===== Material provided

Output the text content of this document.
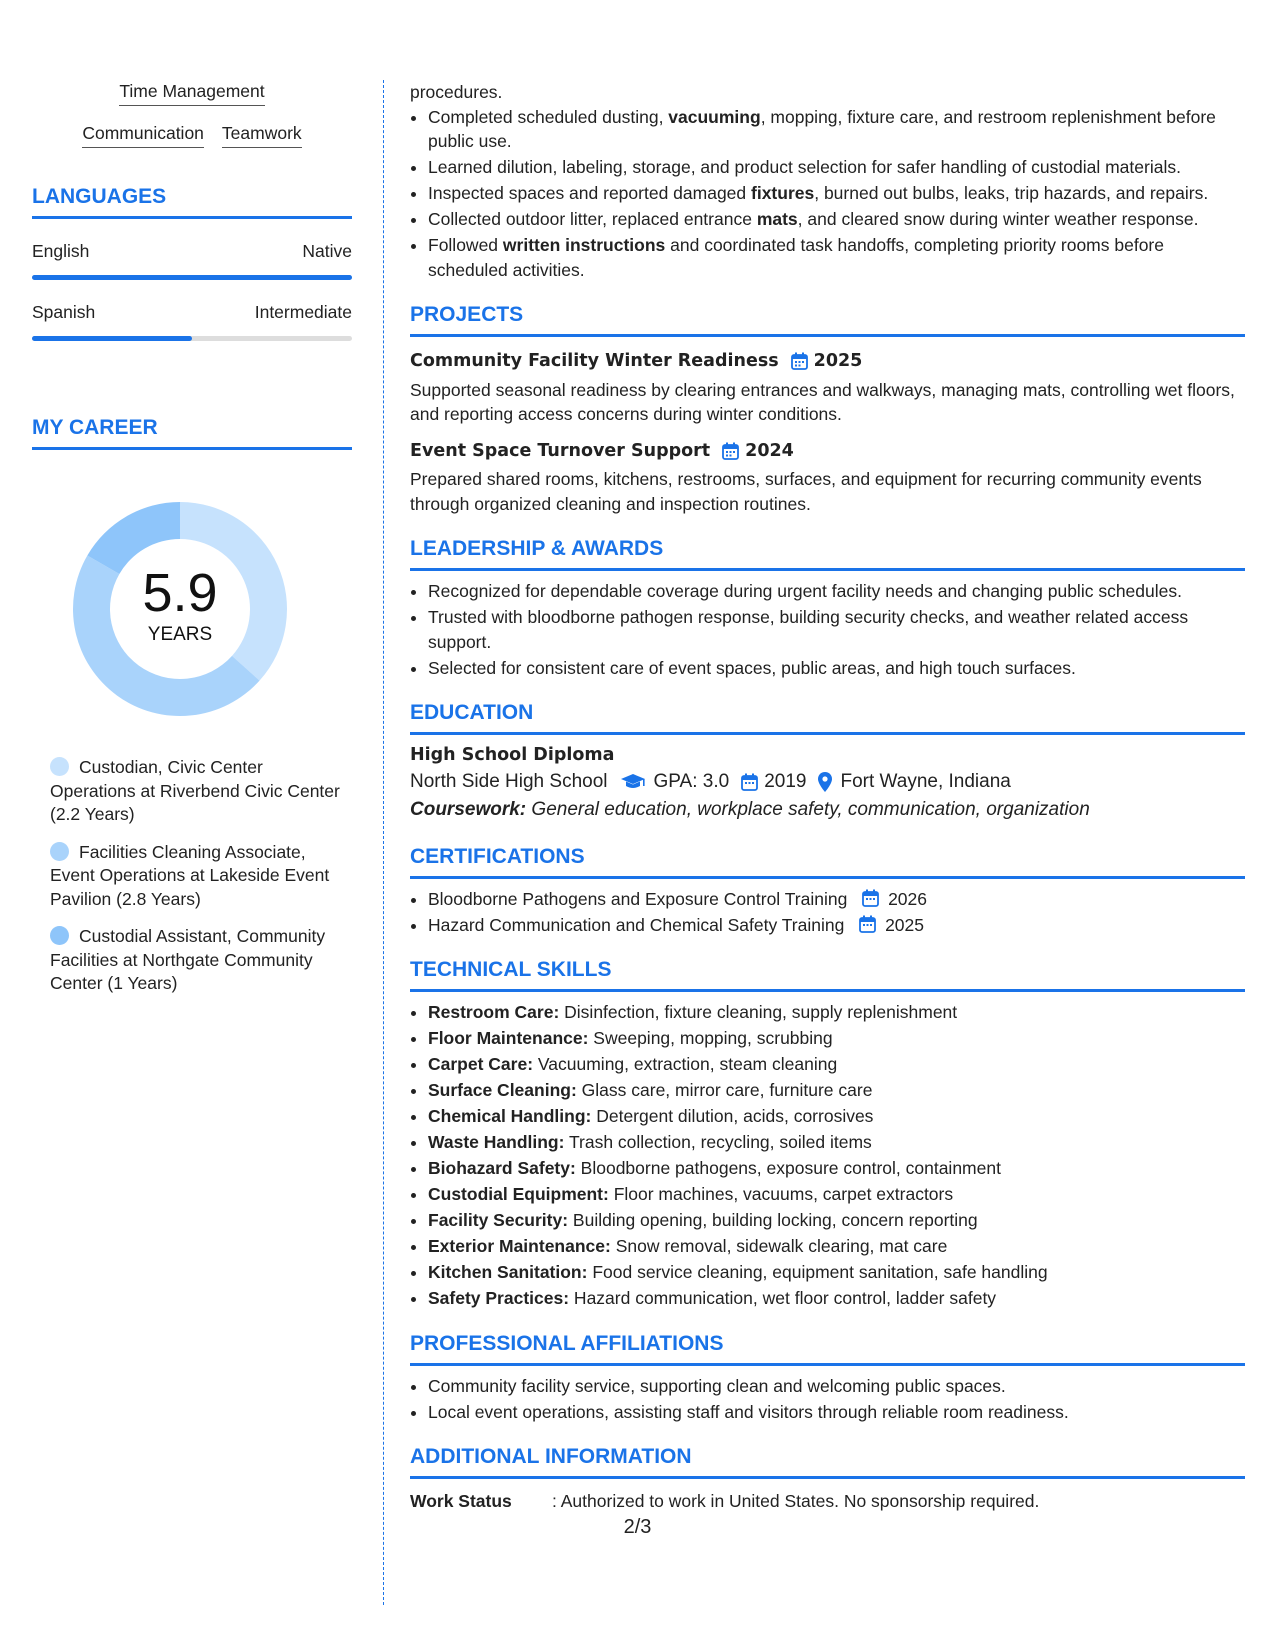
Time Management
Communication Teamwork
LANGUAGES
English	Native
Spanish	Intermediate
MY CAREER
5.9
YEARS
Custodian, Civic Center Operations at Riverbend Civic Center (2.2 Years)
Facilities Cleaning Associate, Event Operations at Lakeside Event Pavilion (2.8 Years)
Custodial Assistant, Community Facilities at Northgate Community Center (1 Years)
procedures.
• Completed scheduled dusting, vacuuming, mopping, fixture care, and restroom replenishment before public use.
• Learned dilution, labeling, storage, and product selection for safer handling of custodial materials.
• Inspected spaces and reported damaged fixtures, burned out bulbs, leaks, trip hazards, and repairs.
• Collected outdoor litter, replaced entrance mats, and cleared snow during winter weather response.
• Followed written instructions and coordinated task handoffs, completing priority rooms before scheduled activities.
PROJECTS
Community Facility Winter Readiness 2025
Supported seasonal readiness by clearing entrances and walkways, managing mats, controlling wet floors, and reporting access concerns during winter conditions.
Event Space Turnover Support 2024
Prepared shared rooms, kitchens, restrooms, surfaces, and equipment for recurring community events through organized cleaning and inspection routines.
LEADERSHIP & AWARDS
• Recognized for dependable coverage during urgent facility needs and changing public schedules.
• Trusted with bloodborne pathogen response, building security checks, and weather related access support.
• Selected for consistent care of event spaces, public areas, and high touch surfaces.
EDUCATION
High School Diploma
North Side High School GPA: 3.0 2019 Fort Wayne, Indiana
Coursework: General education, workplace safety, communication, organization
CERTIFICATIONS
• Bloodborne Pathogens and Exposure Control Training 2026
• Hazard Communication and Chemical Safety Training 2025
TECHNICAL SKILLS
• Restroom Care: Disinfection, fixture cleaning, supply replenishment
• Floor Maintenance: Sweeping, mopping, scrubbing
• Carpet Care: Vacuuming, extraction, steam cleaning
• Surface Cleaning: Glass care, mirror care, furniture care
• Chemical Handling: Detergent dilution, acids, corrosives
• Waste Handling: Trash collection, recycling, soiled items
• Biohazard Safety: Bloodborne pathogens, exposure control, containment
• Custodial Equipment: Floor machines, vacuums, carpet extractors
• Facility Security: Building opening, building locking, concern reporting
• Exterior Maintenance: Snow removal, sidewalk clearing, mat care
• Kitchen Sanitation: Food service cleaning, equipment sanitation, safe handling
• Safety Practices: Hazard communication, wet floor control, ladder safety
PROFESSIONAL AFFILIATIONS
• Community facility service, supporting clean and welcoming public spaces.
• Local event operations, assisting staff and visitors through reliable room readiness.
ADDITIONAL INFORMATION
Work Status	: Authorized to work in United States. No sponsorship required.
2/3
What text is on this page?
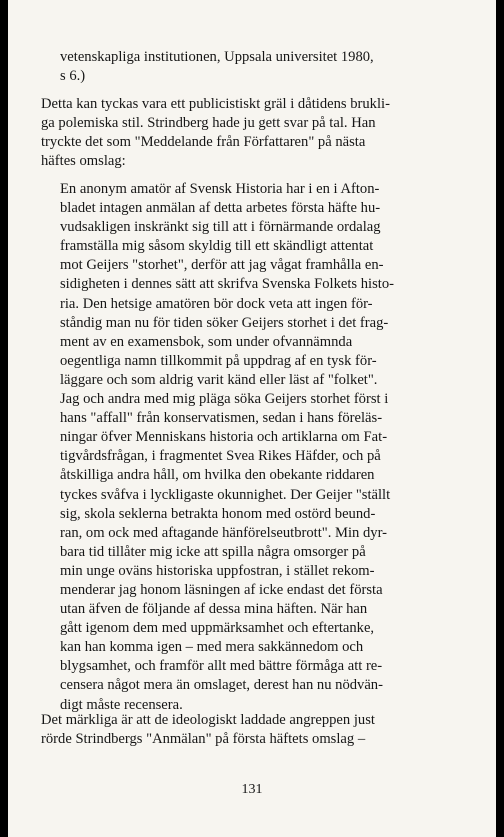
vetenskapliga institutionen, Uppsala universitet 1980,
s 6.)
Detta kan tyckas vara ett publicistiskt gräl i dåtidens brukli-
ga polemiska stil. Strindberg hade ju gett svar på tal. Han
tryckte det som "Meddelande från Författaren" på nästa
häftes omslag:
En anonym amatör af Svensk Historia har i en i Afton-
bladet intagen anmälan af detta arbetes första häfte hu-
vudsakligen inskränkt sig till att i förnärmande ordalag
framställa mig såsom skyldig till ett skändligt attentat
mot Geijers "storhet", derför att jag vågat framhålla en-
sidigheten i dennes sätt att skrifva Svenska Folkets histo-
ria. Den hetsige amatören bör dock veta att ingen för-
ståndig man nu för tiden söker Geijers storhet i det frag-
ment av en examensbok, som under ofvannämnda
oegentliga namn tillkommit på uppdrag af en tysk för-
läggare och som aldrig varit känd eller läst af "folket".
Jag och andra med mig pläga söka Geijers storhet först i
hans "affall" från konservatismen, sedan i hans föreläs-
ningar öfver Menniskans historia och artiklarna om Fat-
tigvårdsfrågan, i fragmentet Svea Rikes Häfder, och på
åtskilliga andra håll, om hvilka den obekante riddaren
tyckes svåfva i lyckligaste okunnighet. Der Geijer "ställt
sig, skola seklerna betrakta honom med ostörd beund-
ran, om ock med aftagande hänförelseutbrott". Min dyr-
bara tid tillåter mig icke att spilla några omsorger på
min unge oväns historiska uppfostran, i stället rekom-
menderar jag honom läsningen af icke endast det första
utan äfven de följande af dessa mina häften. När han
gått igenom dem med uppmärksamhet och eftertanke,
kan han komma igen – med mera sakkännedom och
blygsamhet, och framför allt med bättre förmåga att re-
censera något mera än omslaget, derest han nu nödvän-
digt måste recensera.
Det märkliga är att de ideologiskt laddade angreppen just
rörde Strindbergs "Anmälan" på första häftets omslag –
131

==========

### What is being asked
Please copy each line of the records above in which the word "School" can be found.

### Finished exercise
High School Diploma
North Side High School GPA: 3.0 2019 Fort Wayne, Indiana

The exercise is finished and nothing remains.